▸ **EXERCISE BRIEF**:
Present every line of the listing from its first line through the line containing "content-line: 营养学基础宣教技巧 xyxy=(912,718,1034,734)", both included, as a numbered list, omitting any blank lines.

Labeled box records
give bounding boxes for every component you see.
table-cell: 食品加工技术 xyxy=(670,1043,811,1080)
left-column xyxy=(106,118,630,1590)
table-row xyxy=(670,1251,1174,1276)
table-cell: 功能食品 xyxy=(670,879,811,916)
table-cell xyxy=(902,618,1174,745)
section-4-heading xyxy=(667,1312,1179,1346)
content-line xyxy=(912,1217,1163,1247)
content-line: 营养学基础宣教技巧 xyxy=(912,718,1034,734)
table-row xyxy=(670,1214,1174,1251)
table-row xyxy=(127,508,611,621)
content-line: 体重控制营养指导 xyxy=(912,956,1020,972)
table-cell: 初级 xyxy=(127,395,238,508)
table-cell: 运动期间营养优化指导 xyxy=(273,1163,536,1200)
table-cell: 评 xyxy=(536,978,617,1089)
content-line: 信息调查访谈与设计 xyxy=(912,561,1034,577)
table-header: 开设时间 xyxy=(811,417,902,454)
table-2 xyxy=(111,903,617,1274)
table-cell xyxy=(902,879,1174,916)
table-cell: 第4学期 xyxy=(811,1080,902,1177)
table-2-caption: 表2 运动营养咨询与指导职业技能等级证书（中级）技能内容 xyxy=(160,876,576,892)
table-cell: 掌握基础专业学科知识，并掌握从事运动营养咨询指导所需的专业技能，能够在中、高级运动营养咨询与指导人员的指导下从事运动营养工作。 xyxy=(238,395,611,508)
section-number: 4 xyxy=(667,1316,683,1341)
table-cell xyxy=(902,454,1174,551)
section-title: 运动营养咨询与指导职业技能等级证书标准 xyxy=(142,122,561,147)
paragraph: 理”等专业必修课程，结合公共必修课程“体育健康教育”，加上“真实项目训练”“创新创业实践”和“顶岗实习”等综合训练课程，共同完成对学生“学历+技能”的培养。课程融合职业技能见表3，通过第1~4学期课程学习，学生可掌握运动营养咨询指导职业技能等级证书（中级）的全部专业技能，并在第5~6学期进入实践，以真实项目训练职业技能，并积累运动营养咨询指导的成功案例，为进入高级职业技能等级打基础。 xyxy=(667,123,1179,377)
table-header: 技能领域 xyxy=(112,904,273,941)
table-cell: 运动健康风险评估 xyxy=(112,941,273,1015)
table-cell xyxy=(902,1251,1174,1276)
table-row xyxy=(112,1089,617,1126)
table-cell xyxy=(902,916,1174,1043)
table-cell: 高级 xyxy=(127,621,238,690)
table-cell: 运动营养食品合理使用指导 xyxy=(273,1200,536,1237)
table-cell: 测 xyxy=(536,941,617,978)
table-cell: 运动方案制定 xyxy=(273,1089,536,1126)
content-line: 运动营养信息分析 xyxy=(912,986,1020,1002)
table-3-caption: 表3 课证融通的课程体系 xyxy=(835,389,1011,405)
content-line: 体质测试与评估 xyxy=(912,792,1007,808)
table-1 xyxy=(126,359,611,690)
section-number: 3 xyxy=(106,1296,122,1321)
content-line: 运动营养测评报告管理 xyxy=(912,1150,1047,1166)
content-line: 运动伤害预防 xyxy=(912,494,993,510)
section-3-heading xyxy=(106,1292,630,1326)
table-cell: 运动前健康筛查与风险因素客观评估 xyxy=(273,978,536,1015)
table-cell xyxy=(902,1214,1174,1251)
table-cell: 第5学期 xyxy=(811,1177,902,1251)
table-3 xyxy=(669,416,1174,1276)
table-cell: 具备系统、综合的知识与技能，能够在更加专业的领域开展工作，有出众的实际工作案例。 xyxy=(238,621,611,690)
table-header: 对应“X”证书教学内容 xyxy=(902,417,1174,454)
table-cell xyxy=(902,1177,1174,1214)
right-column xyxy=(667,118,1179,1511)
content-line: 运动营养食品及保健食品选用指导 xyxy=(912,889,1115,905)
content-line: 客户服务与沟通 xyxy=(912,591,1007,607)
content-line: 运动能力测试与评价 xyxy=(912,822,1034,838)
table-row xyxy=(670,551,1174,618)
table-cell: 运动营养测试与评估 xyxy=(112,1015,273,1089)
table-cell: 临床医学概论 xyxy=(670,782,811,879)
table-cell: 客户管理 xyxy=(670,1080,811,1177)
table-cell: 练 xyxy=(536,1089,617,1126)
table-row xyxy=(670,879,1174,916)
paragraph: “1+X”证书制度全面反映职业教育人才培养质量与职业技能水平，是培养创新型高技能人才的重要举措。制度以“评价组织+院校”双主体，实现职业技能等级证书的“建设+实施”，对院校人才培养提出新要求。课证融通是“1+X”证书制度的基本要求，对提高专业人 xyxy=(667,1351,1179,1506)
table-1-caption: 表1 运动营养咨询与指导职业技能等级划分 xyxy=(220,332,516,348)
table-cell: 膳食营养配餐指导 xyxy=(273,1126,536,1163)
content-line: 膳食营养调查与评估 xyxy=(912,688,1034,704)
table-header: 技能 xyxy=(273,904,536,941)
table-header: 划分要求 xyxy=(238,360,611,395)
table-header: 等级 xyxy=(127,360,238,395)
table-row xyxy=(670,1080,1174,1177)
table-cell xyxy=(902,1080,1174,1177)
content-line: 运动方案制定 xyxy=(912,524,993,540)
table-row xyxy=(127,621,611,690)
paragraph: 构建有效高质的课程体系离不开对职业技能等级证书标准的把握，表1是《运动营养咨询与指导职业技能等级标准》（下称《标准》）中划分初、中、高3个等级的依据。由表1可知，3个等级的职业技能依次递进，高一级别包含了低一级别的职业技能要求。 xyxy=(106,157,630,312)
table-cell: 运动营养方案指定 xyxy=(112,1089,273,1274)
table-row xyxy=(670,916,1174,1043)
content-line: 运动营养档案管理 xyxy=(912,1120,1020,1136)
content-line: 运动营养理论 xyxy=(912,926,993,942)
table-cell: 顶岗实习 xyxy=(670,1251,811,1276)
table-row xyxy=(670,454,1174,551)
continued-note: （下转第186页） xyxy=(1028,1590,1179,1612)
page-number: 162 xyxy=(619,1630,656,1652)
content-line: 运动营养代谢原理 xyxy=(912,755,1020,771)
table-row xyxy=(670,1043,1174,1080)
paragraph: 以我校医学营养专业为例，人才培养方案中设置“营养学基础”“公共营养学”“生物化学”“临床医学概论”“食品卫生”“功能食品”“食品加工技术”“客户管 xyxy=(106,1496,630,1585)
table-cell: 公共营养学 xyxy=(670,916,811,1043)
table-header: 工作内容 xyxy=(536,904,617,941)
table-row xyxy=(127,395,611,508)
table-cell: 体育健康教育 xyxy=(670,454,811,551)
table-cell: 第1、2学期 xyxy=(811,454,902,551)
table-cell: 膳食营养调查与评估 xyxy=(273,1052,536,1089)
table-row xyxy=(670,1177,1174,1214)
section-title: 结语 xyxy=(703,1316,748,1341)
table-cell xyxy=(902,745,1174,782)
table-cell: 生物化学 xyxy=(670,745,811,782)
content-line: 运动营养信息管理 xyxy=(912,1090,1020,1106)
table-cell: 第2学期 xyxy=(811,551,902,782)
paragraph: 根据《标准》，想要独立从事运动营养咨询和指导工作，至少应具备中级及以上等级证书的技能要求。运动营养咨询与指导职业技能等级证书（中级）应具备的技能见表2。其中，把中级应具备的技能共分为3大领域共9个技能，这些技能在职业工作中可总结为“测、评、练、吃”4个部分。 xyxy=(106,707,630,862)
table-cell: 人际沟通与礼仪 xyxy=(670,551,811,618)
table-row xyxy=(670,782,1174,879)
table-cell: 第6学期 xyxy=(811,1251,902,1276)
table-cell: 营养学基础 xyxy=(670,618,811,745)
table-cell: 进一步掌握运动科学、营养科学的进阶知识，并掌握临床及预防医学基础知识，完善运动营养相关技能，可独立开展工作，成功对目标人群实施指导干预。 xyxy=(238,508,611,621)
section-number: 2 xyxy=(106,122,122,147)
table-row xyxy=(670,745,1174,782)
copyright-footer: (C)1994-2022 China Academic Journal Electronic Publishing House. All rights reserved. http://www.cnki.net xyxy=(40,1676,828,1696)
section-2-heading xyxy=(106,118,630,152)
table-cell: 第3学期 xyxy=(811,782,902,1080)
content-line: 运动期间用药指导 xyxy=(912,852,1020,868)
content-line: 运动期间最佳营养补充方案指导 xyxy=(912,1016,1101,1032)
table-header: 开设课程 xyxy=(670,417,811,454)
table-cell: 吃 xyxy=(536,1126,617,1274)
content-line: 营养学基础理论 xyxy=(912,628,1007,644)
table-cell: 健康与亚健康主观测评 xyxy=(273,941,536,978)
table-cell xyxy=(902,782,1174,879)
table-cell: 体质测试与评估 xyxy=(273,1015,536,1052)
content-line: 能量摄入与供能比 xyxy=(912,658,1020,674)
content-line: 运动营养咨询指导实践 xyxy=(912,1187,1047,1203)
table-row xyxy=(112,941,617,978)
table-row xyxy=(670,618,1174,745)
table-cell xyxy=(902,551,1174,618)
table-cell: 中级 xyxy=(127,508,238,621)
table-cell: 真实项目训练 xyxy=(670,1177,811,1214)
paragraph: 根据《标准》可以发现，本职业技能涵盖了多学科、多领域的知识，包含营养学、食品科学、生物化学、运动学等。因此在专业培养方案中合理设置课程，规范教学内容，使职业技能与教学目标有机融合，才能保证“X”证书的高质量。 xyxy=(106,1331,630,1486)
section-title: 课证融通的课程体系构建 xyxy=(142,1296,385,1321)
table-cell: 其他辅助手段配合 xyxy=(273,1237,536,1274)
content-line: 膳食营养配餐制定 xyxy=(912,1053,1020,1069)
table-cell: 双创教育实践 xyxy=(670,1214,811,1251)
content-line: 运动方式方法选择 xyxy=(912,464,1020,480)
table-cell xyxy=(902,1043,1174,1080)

▸ **RESULT OF THIS EXERCISE**:
1. give bounding boxes for every component you see.
2. table-cell: 食品加工技术 xyxy=(670,1043,811,1080)
3. left-column xyxy=(106,118,630,1590)
4. table-row xyxy=(670,1251,1174,1276)
5. table-cell: 功能食品 xyxy=(670,879,811,916)
6. table-cell xyxy=(902,618,1174,745)
7. section-4-heading xyxy=(667,1312,1179,1346)
8. content-line xyxy=(912,1217,1163,1247)
9. content-line: 营养学基础宣教技巧 xyxy=(912,718,1034,734)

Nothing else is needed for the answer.